▶ YOUR OBJECTIVE:
Your copy of the material must match it exactly, except that pictures are dropped.

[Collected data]
****
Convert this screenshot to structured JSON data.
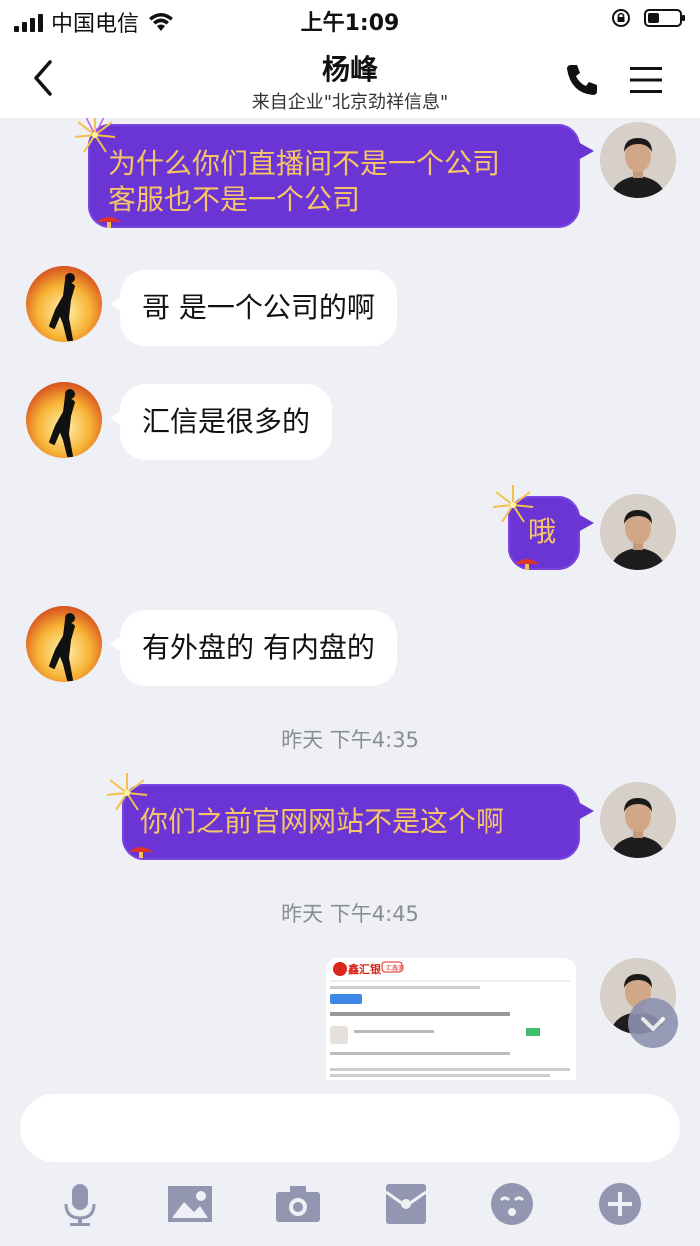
{
  "status_bar": {
    "carrier": "中国电信",
    "time": "上午1:09",
    "battery_level": 0.35
  },
  "header": {
    "title": "杨峰",
    "subtitle": "来自企业\"北京劲祥信息\""
  },
  "messages": [
    {
      "side": "out",
      "lines": [
        "为什么你们直播间不是一个公司",
        "客服也不是一个公司"
      ]
    },
    {
      "side": "in",
      "text": "哥 是一个公司的啊"
    },
    {
      "side": "in",
      "text": "汇信是很多的"
    },
    {
      "side": "out",
      "lines": [
        "哦"
      ]
    },
    {
      "side": "in",
      "text": "有外盘的 有内盘的"
    },
    {
      "type": "timestamp",
      "text": "昨天 下午4:35"
    },
    {
      "side": "out",
      "lines": [
        "你们之前官网网站不是这个啊"
      ]
    },
    {
      "type": "timestamp",
      "text": "昨天 下午4:45"
    },
    {
      "side": "out",
      "type": "image"
    }
  ],
  "image_preview": {
    "logo_text": "鑫汇银",
    "small_label": "汇鑫测"
  },
  "toolbar": {
    "icons": [
      "microphone-icon",
      "image-icon",
      "camera-icon",
      "redpacket-icon",
      "emoji-icon",
      "plus-icon"
    ]
  },
  "colors": {
    "bubble_out": "#6b34d4",
    "bubble_out_text": "#f5c466",
    "bubble_in": "#ffffff",
    "background": "#eef0f6"
  }
}
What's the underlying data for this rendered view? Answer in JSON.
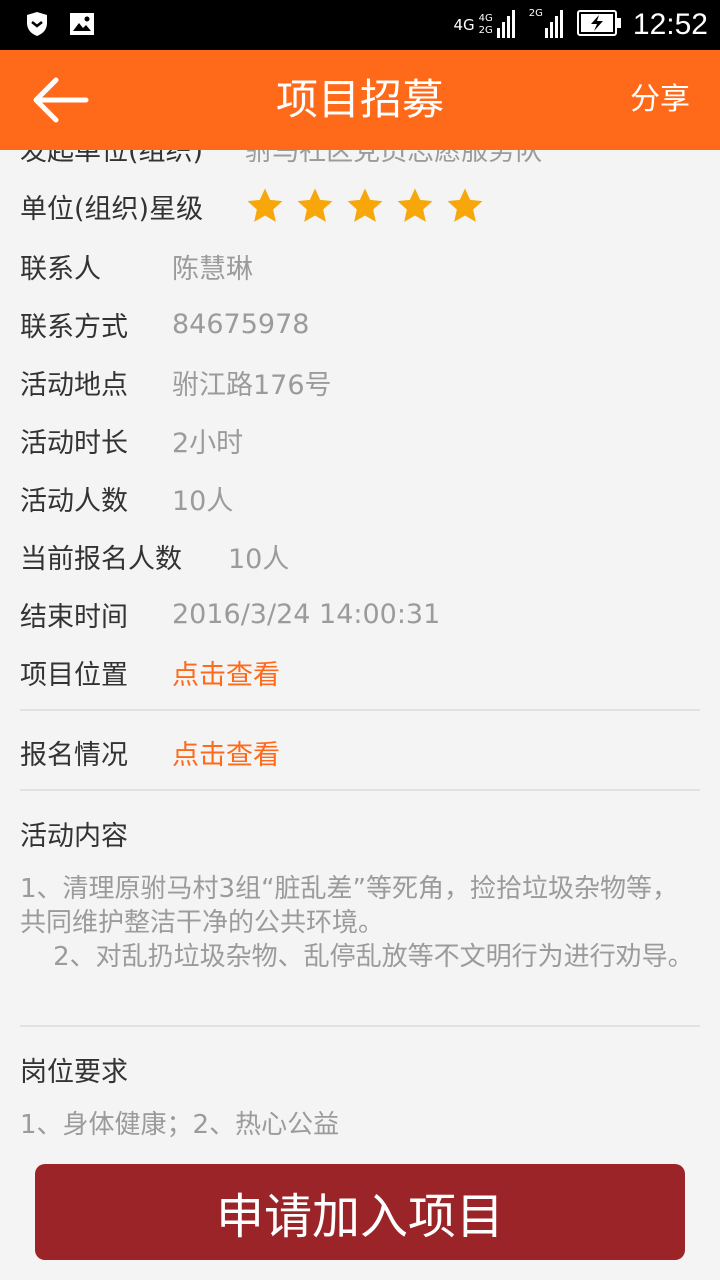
{
  "status_bar": {
    "time": "12:52",
    "net1_top": "4G",
    "net1_bottom": "2G",
    "net1_type": "4G",
    "net2_type": "2G",
    "icons": [
      "shield-icon",
      "image-icon",
      "signal-icon",
      "battery-charging-icon"
    ]
  },
  "header": {
    "title": "项目招募",
    "share_label": "分享",
    "back_icon": "arrow-left-icon",
    "bg_color": "#ff6a1a"
  },
  "details": {
    "partial_label": "发起单位(组织)",
    "partial_value": "驸马社区党员志愿服务队",
    "rating_label": "单位(组织)星级",
    "rating_stars": 5,
    "star_color": "#f7a70a",
    "contact_label": "联系人",
    "contact_value": "陈慧琳",
    "phone_label": "联系方式",
    "phone_value": "84675978",
    "location_label": "活动地点",
    "location_value": "驸江路176号",
    "duration_label": "活动时长",
    "duration_value": "2小时",
    "people_label": "活动人数",
    "people_value": "10人",
    "signed_label": "当前报名人数",
    "signed_value": "10人",
    "end_label": "结束时间",
    "end_value": "2016/3/24 14:00:31",
    "position_label": "项目位置",
    "position_link": "点击查看",
    "signup_label": "报名情况",
    "signup_link": "点击查看"
  },
  "content_section": {
    "title": "活动内容",
    "text": "1、清理原驸马村3组“脏乱差”等死角，捡拾垃圾杂物等，共同维护整洁干净的公共环境。\n    2、对乱扔垃圾杂物、乱停乱放等不文明行为进行劝导。"
  },
  "requirement_section": {
    "title": "岗位要求",
    "text": "1、身体健康；2、热心公益"
  },
  "apply_button": {
    "label": "申请加入项目",
    "color": "#9b2428"
  }
}
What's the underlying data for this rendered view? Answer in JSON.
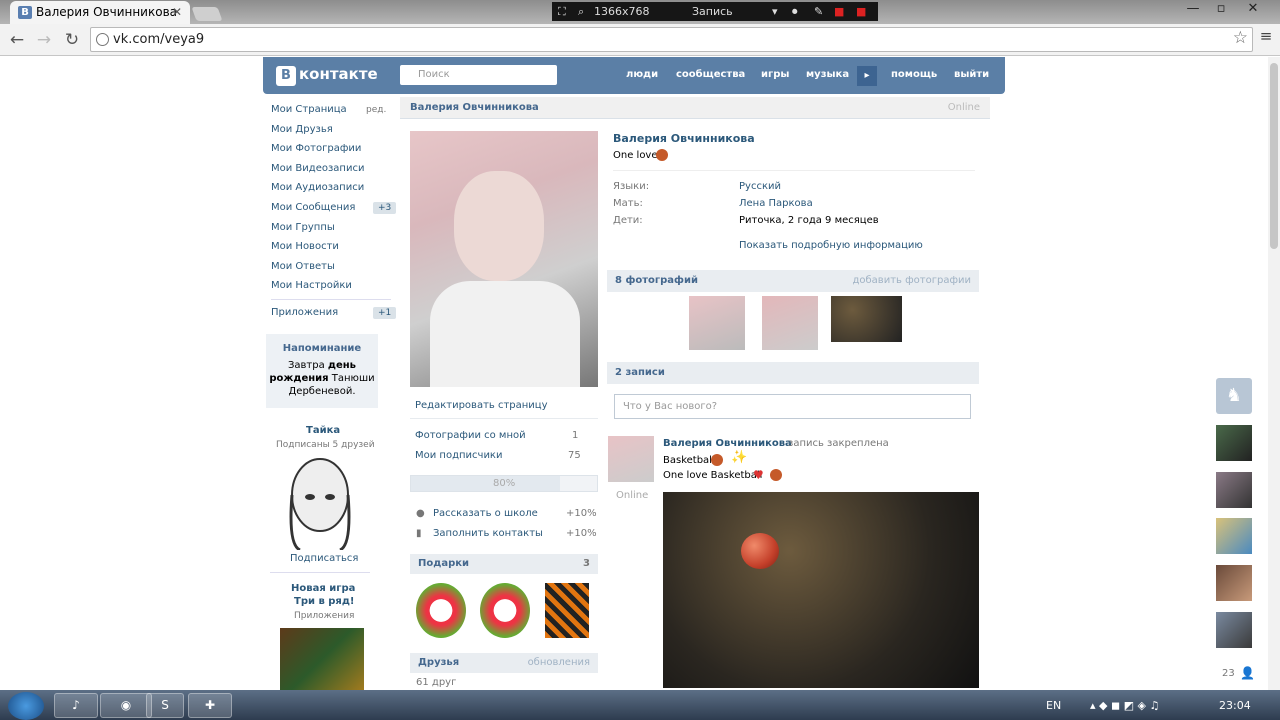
{
  "browser": {
    "tab_title": "Валерия Овчинникова",
    "tab_favicon": "В",
    "tab_close": "✕",
    "url": "vk.com/veya9",
    "nav_back": "←",
    "nav_forward": "→",
    "nav_reload": "↻",
    "star_icon": "☆",
    "menu_icon": "≡"
  },
  "recorder": {
    "resolution": "1366x768",
    "label": "Запись",
    "icons": [
      "⛶",
      "⌕",
      "▾",
      "⏺",
      "✎",
      "■",
      "■"
    ]
  },
  "window_controls": {
    "minimize": "—",
    "maximize": "▫",
    "close": "✕"
  },
  "vk_header": {
    "logo_b": "В",
    "logo_text": "контакте",
    "search_placeholder": "Поиск",
    "nav": [
      "люди",
      "сообщества",
      "игры",
      "музыка",
      "помощь",
      "выйти"
    ],
    "more": "▸"
  },
  "left_menu": {
    "items": [
      "Мои Страница",
      "Мои Друзья",
      "Мои Фотографии",
      "Мои Видеозаписи",
      "Мои Аудиозаписи",
      "Мои Сообщения",
      "Мои Группы",
      "Мои Новости",
      "Мои Ответы",
      "Мои Настройки",
      "Приложения"
    ],
    "edit": "ред.",
    "messages_badge": "+3",
    "apps_badge": "+1"
  },
  "reminder": {
    "title": "Напоминание",
    "line1": "Завтра",
    "bold1": "день",
    "bold2": "рождения",
    "line2": "Танюши",
    "line3": "Дербеневой."
  },
  "promo": {
    "name": "Тайка",
    "subs": "Подписаны 5 друзей",
    "subscribe": "Подписаться",
    "game_title1": "Новая игра",
    "game_title2": "Три в ряд!",
    "game_cat": "Приложения"
  },
  "profile_bar": {
    "name": "Валерия Овчинникова",
    "status": "Online"
  },
  "profile_left": {
    "edit_page": "Редактировать страницу",
    "photos_with_me": "Фотографии со мной",
    "photos_with_me_count": "1",
    "subscribers": "Мои подписчики",
    "subscribers_count": "75",
    "progress_label": "80%",
    "progress": 0.8,
    "tell_school": "Рассказать о школе",
    "tell_school_pct": "+10%",
    "fill_contacts": "Заполнить контакты",
    "fill_contacts_pct": "+10%",
    "gifts_title": "Подарки",
    "gifts_count": "3",
    "friends_title": "Друзья",
    "friends_updates": "обновления",
    "friends_count": "61 друг"
  },
  "info": {
    "name": "Валерия Овчинникова",
    "status": "One love",
    "rows": [
      {
        "k": "Языки:",
        "v": "Русский"
      },
      {
        "k": "Мать:",
        "v": "Лена Паркова"
      },
      {
        "k": "Дети:",
        "v": "Риточка, 2 года 9 месяцев"
      }
    ],
    "show_more": "Показать подробную информацию"
  },
  "photos": {
    "title": "8 фотографий",
    "add": "добавить фотографии"
  },
  "wall": {
    "title": "2 записи",
    "placeholder": "Что у Вас нового?",
    "post_author": "Валерия Овчинникова",
    "post_pinned": "запись закреплена",
    "post_line1": "Basketball",
    "post_line2": "One love Basketball",
    "post_online": "Online"
  },
  "right_sidebar": {
    "count": "23"
  },
  "taskbar": {
    "lang": "EN",
    "clock": "23:04"
  },
  "colors": {
    "vk_blue": "#5b7fa6",
    "link": "#2b587a"
  }
}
****
▶ TASK RESPONSE:
Convert this screenshot to structured JSON data.
{
  "status_bar": {
    "carrier": "中国电信",
    "time": "上午1:09",
    "battery_level": 0.35
  },
  "header": {
    "title": "杨峰",
    "subtitle": "来自企业\"北京劲祥信息\""
  },
  "messages": [
    {
      "side": "out",
      "lines": [
        "为什么你们直播间不是一个公司",
        "客服也不是一个公司"
      ]
    },
    {
      "side": "in",
      "text": "哥 是一个公司的啊"
    },
    {
      "side": "in",
      "text": "汇信是很多的"
    },
    {
      "side": "out",
      "lines": [
        "哦"
      ]
    },
    {
      "side": "in",
      "text": "有外盘的 有内盘的"
    },
    {
      "type": "timestamp",
      "text": "昨天 下午4:35"
    },
    {
      "side": "out",
      "lines": [
        "你们之前官网网站不是这个啊"
      ]
    },
    {
      "type": "timestamp",
      "text": "昨天 下午4:45"
    },
    {
      "side": "out",
      "type": "image"
    }
  ],
  "image_preview": {
    "logo_text": "鑫汇银",
    "small_label": "汇鑫测"
  },
  "toolbar": {
    "icons": [
      "microphone-icon",
      "image-icon",
      "camera-icon",
      "redpacket-icon",
      "emoji-icon",
      "plus-icon"
    ]
  },
  "colors": {
    "bubble_out": "#6b34d4",
    "bubble_out_text": "#f5c466",
    "bubble_in": "#ffffff",
    "background": "#eef0f6"
  }
}
What's the underlying data for this rendered view? Answer in JSON.
{
  "status_bar": {
    "time": "12:52",
    "net1_top": "4G",
    "net1_bottom": "2G",
    "net1_type": "4G",
    "net2_type": "2G",
    "icons": [
      "shield-icon",
      "image-icon",
      "signal-icon",
      "battery-charging-icon"
    ]
  },
  "header": {
    "title": "项目招募",
    "share_label": "分享",
    "back_icon": "arrow-left-icon",
    "bg_color": "#ff6a1a"
  },
  "details": {
    "partial_label": "发起单位(组织)",
    "partial_value": "驸马社区党员志愿服务队",
    "rating_label": "单位(组织)星级",
    "rating_stars": 5,
    "star_color": "#f7a70a",
    "contact_label": "联系人",
    "contact_value": "陈慧琳",
    "phone_label": "联系方式",
    "phone_value": "84675978",
    "location_label": "活动地点",
    "location_value": "驸江路176号",
    "duration_label": "活动时长",
    "duration_value": "2小时",
    "people_label": "活动人数",
    "people_value": "10人",
    "signed_label": "当前报名人数",
    "signed_value": "10人",
    "end_label": "结束时间",
    "end_value": "2016/3/24 14:00:31",
    "position_label": "项目位置",
    "position_link": "点击查看",
    "signup_label": "报名情况",
    "signup_link": "点击查看"
  },
  "content_section": {
    "title": "活动内容",
    "text": "1、清理原驸马村3组“脏乱差”等死角，捡拾垃圾杂物等，共同维护整洁干净的公共环境。\n    2、对乱扔垃圾杂物、乱停乱放等不文明行为进行劝导。"
  },
  "requirement_section": {
    "title": "岗位要求",
    "text": "1、身体健康；2、热心公益"
  },
  "apply_button": {
    "label": "申请加入项目",
    "color": "#9b2428"
  }
}
What's the underlying data for this rendered view? Answer in JSON.
{
  "browser": {
    "tab_title": "Валерия Овчинникова",
    "tab_favicon": "В",
    "tab_close": "✕",
    "url": "vk.com/veya9",
    "nav_back": "←",
    "nav_forward": "→",
    "nav_reload": "↻",
    "star_icon": "☆",
    "menu_icon": "≡"
  },
  "recorder": {
    "resolution": "1366x768",
    "label": "Запись",
    "icons": [
      "⛶",
      "⌕",
      "▾",
      "⏺",
      "✎",
      "■",
      "■"
    ]
  },
  "window_controls": {
    "minimize": "—",
    "maximize": "▫",
    "close": "✕"
  },
  "vk_header": {
    "logo_b": "В",
    "logo_text": "контакте",
    "search_placeholder": "Поиск",
    "nav": [
      "люди",
      "сообщества",
      "игры",
      "музыка",
      "помощь",
      "выйти"
    ],
    "more": "▸"
  },
  "left_menu": {
    "items": [
      "Мои Страница",
      "Мои Друзья",
      "Мои Фотографии",
      "Мои Видеозаписи",
      "Мои Аудиозаписи",
      "Мои Сообщения",
      "Мои Группы",
      "Мои Новости",
      "Мои Ответы",
      "Мои Настройки",
      "Приложения"
    ],
    "edit": "ред.",
    "messages_badge": "+3",
    "apps_badge": "+1"
  },
  "reminder": {
    "title": "Напоминание",
    "line1": "Завтра",
    "bold1": "день",
    "bold2": "рождения",
    "line2": "Танюши",
    "line3": "Дербеневой."
  },
  "promo": {
    "name": "Тайка",
    "subs": "Подписаны 5 друзей",
    "subscribe": "Подписаться",
    "game_title1": "Новая игра",
    "game_title2": "Три в ряд!",
    "game_cat": "Приложения"
  },
  "profile_bar": {
    "name": "Валерия Овчинникова",
    "status": "Online"
  },
  "profile_left": {
    "edit_page": "Редактировать страницу",
    "photos_with_me": "Фотографии со мной",
    "photos_with_me_count": "1",
    "subscribers": "Мои подписчики",
    "subscribers_count": "75",
    "progress_label": "80%",
    "progress": 0.8,
    "tell_school": "Рассказать о школе",
    "tell_school_pct": "+10%",
    "fill_contacts": "Заполнить контакты",
    "fill_contacts_pct": "+10%",
    "gifts_title": "Подарки",
    "gifts_count": "3",
    "friends_title": "Друзья",
    "friends_updates": "обновления",
    "friends_count": "61 друг"
  },
  "info": {
    "name": "Валерия Овчинникова",
    "status": "One love",
    "rows": [
      {
        "k": "Языки:",
        "v": "Русский"
      },
      {
        "k": "Мать:",
        "v": "Лена Паркова"
      },
      {
        "k": "Дети:",
        "v": "Риточка, 2 года 9 месяцев"
      }
    ],
    "show_more": "Показать подробную информацию"
  },
  "photos": {
    "title": "8 фотографий",
    "add": "добавить фотографии"
  },
  "wall": {
    "title": "2 записи",
    "placeholder": "Что у Вас нового?",
    "post_author": "Валерия Овчинникова",
    "post_pinned": "запись закреплена",
    "post_line1": "Basketball",
    "post_line2": "One love Basketball",
    "post_online": "Online"
  },
  "right_sidebar": {
    "count": "23"
  },
  "taskbar": {
    "lang": "EN",
    "clock": "23:04"
  },
  "colors": {
    "vk_blue": "#5b7fa6",
    "link": "#2b587a"
  }
}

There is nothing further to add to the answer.